— Start of THE DATA —

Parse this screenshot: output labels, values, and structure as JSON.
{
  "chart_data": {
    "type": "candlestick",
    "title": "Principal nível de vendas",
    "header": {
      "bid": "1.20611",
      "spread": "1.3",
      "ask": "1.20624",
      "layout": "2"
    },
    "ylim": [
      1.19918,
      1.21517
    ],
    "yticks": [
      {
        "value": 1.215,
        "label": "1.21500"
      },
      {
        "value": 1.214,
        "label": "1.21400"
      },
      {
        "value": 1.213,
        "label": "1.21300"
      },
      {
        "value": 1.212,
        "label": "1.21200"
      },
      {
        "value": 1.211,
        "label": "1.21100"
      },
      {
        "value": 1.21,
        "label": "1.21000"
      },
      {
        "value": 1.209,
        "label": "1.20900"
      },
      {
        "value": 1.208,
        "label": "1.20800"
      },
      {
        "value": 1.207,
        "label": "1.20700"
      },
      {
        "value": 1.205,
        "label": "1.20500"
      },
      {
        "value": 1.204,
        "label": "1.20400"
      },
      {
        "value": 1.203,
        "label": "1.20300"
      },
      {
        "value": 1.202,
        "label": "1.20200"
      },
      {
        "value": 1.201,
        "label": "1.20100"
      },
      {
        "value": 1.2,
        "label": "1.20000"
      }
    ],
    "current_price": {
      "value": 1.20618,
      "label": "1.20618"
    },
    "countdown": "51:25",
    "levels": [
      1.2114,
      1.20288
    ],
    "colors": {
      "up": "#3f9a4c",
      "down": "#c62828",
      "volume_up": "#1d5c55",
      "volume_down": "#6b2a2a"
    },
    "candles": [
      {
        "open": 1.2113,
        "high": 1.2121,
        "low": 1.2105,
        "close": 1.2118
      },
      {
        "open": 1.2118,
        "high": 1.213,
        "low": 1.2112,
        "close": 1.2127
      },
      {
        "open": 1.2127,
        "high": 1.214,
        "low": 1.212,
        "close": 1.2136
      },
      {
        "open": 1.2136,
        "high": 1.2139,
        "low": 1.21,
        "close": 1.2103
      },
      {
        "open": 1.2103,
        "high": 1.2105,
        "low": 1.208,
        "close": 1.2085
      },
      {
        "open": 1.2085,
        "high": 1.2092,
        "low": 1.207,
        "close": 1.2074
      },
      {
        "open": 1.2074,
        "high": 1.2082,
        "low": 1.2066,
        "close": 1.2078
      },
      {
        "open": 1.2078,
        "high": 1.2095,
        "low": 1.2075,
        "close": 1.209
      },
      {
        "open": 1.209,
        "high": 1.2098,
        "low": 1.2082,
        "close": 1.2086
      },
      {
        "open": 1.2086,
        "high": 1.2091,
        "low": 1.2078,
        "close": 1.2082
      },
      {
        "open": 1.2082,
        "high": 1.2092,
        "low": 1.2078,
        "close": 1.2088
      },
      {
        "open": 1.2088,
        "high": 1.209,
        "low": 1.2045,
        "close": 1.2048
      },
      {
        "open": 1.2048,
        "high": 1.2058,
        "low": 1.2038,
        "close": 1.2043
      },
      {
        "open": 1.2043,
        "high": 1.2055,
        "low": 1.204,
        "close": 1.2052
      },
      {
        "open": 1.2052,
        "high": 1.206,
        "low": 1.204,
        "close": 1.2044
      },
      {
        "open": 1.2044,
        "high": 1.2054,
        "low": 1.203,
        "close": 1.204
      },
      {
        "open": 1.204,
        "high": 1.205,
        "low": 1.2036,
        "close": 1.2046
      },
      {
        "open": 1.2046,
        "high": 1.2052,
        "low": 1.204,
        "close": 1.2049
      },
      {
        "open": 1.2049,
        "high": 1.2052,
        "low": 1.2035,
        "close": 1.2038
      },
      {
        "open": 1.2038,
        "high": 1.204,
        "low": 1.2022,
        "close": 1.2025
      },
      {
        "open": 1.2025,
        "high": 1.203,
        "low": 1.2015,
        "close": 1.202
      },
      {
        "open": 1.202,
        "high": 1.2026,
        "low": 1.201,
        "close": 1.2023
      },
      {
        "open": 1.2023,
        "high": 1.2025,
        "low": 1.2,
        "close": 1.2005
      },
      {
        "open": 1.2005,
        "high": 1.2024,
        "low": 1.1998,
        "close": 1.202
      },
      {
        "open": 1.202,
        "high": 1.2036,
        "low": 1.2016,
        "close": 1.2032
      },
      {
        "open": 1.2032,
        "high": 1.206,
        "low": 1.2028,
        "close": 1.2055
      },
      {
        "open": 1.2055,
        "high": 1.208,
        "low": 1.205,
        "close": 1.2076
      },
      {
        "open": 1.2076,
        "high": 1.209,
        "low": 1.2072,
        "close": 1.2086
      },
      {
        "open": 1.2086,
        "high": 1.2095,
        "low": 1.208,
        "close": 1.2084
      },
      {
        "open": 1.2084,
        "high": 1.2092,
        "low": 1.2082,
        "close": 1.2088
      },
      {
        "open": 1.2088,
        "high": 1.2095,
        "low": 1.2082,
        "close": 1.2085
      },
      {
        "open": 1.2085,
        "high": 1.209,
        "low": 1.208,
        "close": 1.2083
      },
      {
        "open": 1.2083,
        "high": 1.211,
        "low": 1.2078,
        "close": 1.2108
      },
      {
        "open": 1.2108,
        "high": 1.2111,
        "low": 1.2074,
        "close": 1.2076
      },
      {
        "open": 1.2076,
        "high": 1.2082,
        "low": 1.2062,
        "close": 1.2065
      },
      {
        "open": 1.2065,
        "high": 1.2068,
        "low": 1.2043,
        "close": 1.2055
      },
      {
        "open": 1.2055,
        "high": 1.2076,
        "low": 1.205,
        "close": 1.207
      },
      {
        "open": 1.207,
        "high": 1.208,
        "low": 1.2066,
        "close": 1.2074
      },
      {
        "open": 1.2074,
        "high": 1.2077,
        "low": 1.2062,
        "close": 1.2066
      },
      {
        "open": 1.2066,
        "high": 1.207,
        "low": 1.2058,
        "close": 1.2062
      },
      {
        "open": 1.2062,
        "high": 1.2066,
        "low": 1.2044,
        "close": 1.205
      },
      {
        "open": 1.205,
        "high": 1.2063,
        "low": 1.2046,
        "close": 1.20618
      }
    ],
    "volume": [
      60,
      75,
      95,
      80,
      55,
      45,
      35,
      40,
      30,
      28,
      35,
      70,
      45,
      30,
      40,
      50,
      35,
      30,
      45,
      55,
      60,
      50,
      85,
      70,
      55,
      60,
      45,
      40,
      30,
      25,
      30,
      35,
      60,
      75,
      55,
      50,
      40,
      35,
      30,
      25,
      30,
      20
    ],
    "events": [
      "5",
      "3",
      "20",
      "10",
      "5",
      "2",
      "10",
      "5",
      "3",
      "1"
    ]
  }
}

— End of THE DATA —

▶ [WRITTEN EXERCISE]: Give all the entries again exactly; leave none out.

▶ [FINISHED EXERCISE]:
Parse this screenshot: output labels, values, and structure as JSON.
{
  "chart_data": {
    "type": "candlestick",
    "title": "Principal nível de vendas",
    "header": {
      "bid": "1.20611",
      "spread": "1.3",
      "ask": "1.20624",
      "layout": "2"
    },
    "ylim": [
      1.19918,
      1.21517
    ],
    "yticks": [
      {
        "value": 1.215,
        "label": "1.21500"
      },
      {
        "value": 1.214,
        "label": "1.21400"
      },
      {
        "value": 1.213,
        "label": "1.21300"
      },
      {
        "value": 1.212,
        "label": "1.21200"
      },
      {
        "value": 1.211,
        "label": "1.21100"
      },
      {
        "value": 1.21,
        "label": "1.21000"
      },
      {
        "value": 1.209,
        "label": "1.20900"
      },
      {
        "value": 1.208,
        "label": "1.20800"
      },
      {
        "value": 1.207,
        "label": "1.20700"
      },
      {
        "value": 1.205,
        "label": "1.20500"
      },
      {
        "value": 1.204,
        "label": "1.20400"
      },
      {
        "value": 1.203,
        "label": "1.20300"
      },
      {
        "value": 1.202,
        "label": "1.20200"
      },
      {
        "value": 1.201,
        "label": "1.20100"
      },
      {
        "value": 1.2,
        "label": "1.20000"
      }
    ],
    "current_price": {
      "value": 1.20618,
      "label": "1.20618"
    },
    "countdown": "51:25",
    "levels": [
      1.2114,
      1.20288
    ],
    "colors": {
      "up": "#3f9a4c",
      "down": "#c62828",
      "volume_up": "#1d5c55",
      "volume_down": "#6b2a2a"
    },
    "candles": [
      {
        "open": 1.2113,
        "high": 1.2121,
        "low": 1.2105,
        "close": 1.2118
      },
      {
        "open": 1.2118,
        "high": 1.213,
        "low": 1.2112,
        "close": 1.2127
      },
      {
        "open": 1.2127,
        "high": 1.214,
        "low": 1.212,
        "close": 1.2136
      },
      {
        "open": 1.2136,
        "high": 1.2139,
        "low": 1.21,
        "close": 1.2103
      },
      {
        "open": 1.2103,
        "high": 1.2105,
        "low": 1.208,
        "close": 1.2085
      },
      {
        "open": 1.2085,
        "high": 1.2092,
        "low": 1.207,
        "close": 1.2074
      },
      {
        "open": 1.2074,
        "high": 1.2082,
        "low": 1.2066,
        "close": 1.2078
      },
      {
        "open": 1.2078,
        "high": 1.2095,
        "low": 1.2075,
        "close": 1.209
      },
      {
        "open": 1.209,
        "high": 1.2098,
        "low": 1.2082,
        "close": 1.2086
      },
      {
        "open": 1.2086,
        "high": 1.2091,
        "low": 1.2078,
        "close": 1.2082
      },
      {
        "open": 1.2082,
        "high": 1.2092,
        "low": 1.2078,
        "close": 1.2088
      },
      {
        "open": 1.2088,
        "high": 1.209,
        "low": 1.2045,
        "close": 1.2048
      },
      {
        "open": 1.2048,
        "high": 1.2058,
        "low": 1.2038,
        "close": 1.2043
      },
      {
        "open": 1.2043,
        "high": 1.2055,
        "low": 1.204,
        "close": 1.2052
      },
      {
        "open": 1.2052,
        "high": 1.206,
        "low": 1.204,
        "close": 1.2044
      },
      {
        "open": 1.2044,
        "high": 1.2054,
        "low": 1.203,
        "close": 1.204
      },
      {
        "open": 1.204,
        "high": 1.205,
        "low": 1.2036,
        "close": 1.2046
      },
      {
        "open": 1.2046,
        "high": 1.2052,
        "low": 1.204,
        "close": 1.2049
      },
      {
        "open": 1.2049,
        "high": 1.2052,
        "low": 1.2035,
        "close": 1.2038
      },
      {
        "open": 1.2038,
        "high": 1.204,
        "low": 1.2022,
        "close": 1.2025
      },
      {
        "open": 1.2025,
        "high": 1.203,
        "low": 1.2015,
        "close": 1.202
      },
      {
        "open": 1.202,
        "high": 1.2026,
        "low": 1.201,
        "close": 1.2023
      },
      {
        "open": 1.2023,
        "high": 1.2025,
        "low": 1.2,
        "close": 1.2005
      },
      {
        "open": 1.2005,
        "high": 1.2024,
        "low": 1.1998,
        "close": 1.202
      },
      {
        "open": 1.202,
        "high": 1.2036,
        "low": 1.2016,
        "close": 1.2032
      },
      {
        "open": 1.2032,
        "high": 1.206,
        "low": 1.2028,
        "close": 1.2055
      },
      {
        "open": 1.2055,
        "high": 1.208,
        "low": 1.205,
        "close": 1.2076
      },
      {
        "open": 1.2076,
        "high": 1.209,
        "low": 1.2072,
        "close": 1.2086
      },
      {
        "open": 1.2086,
        "high": 1.2095,
        "low": 1.208,
        "close": 1.2084
      },
      {
        "open": 1.2084,
        "high": 1.2092,
        "low": 1.2082,
        "close": 1.2088
      },
      {
        "open": 1.2088,
        "high": 1.2095,
        "low": 1.2082,
        "close": 1.2085
      },
      {
        "open": 1.2085,
        "high": 1.209,
        "low": 1.208,
        "close": 1.2083
      },
      {
        "open": 1.2083,
        "high": 1.211,
        "low": 1.2078,
        "close": 1.2108
      },
      {
        "open": 1.2108,
        "high": 1.2111,
        "low": 1.2074,
        "close": 1.2076
      },
      {
        "open": 1.2076,
        "high": 1.2082,
        "low": 1.2062,
        "close": 1.2065
      },
      {
        "open": 1.2065,
        "high": 1.2068,
        "low": 1.2043,
        "close": 1.2055
      },
      {
        "open": 1.2055,
        "high": 1.2076,
        "low": 1.205,
        "close": 1.207
      },
      {
        "open": 1.207,
        "high": 1.208,
        "low": 1.2066,
        "close": 1.2074
      },
      {
        "open": 1.2074,
        "high": 1.2077,
        "low": 1.2062,
        "close": 1.2066
      },
      {
        "open": 1.2066,
        "high": 1.207,
        "low": 1.2058,
        "close": 1.2062
      },
      {
        "open": 1.2062,
        "high": 1.2066,
        "low": 1.2044,
        "close": 1.205
      },
      {
        "open": 1.205,
        "high": 1.2063,
        "low": 1.2046,
        "close": 1.20618
      }
    ],
    "volume": [
      60,
      75,
      95,
      80,
      55,
      45,
      35,
      40,
      30,
      28,
      35,
      70,
      45,
      30,
      40,
      50,
      35,
      30,
      45,
      55,
      60,
      50,
      85,
      70,
      55,
      60,
      45,
      40,
      30,
      25,
      30,
      35,
      60,
      75,
      55,
      50,
      40,
      35,
      30,
      25,
      30,
      20
    ],
    "events": [
      "5",
      "3",
      "20",
      "10",
      "5",
      "2",
      "10",
      "5",
      "3",
      "1"
    ]
  }
}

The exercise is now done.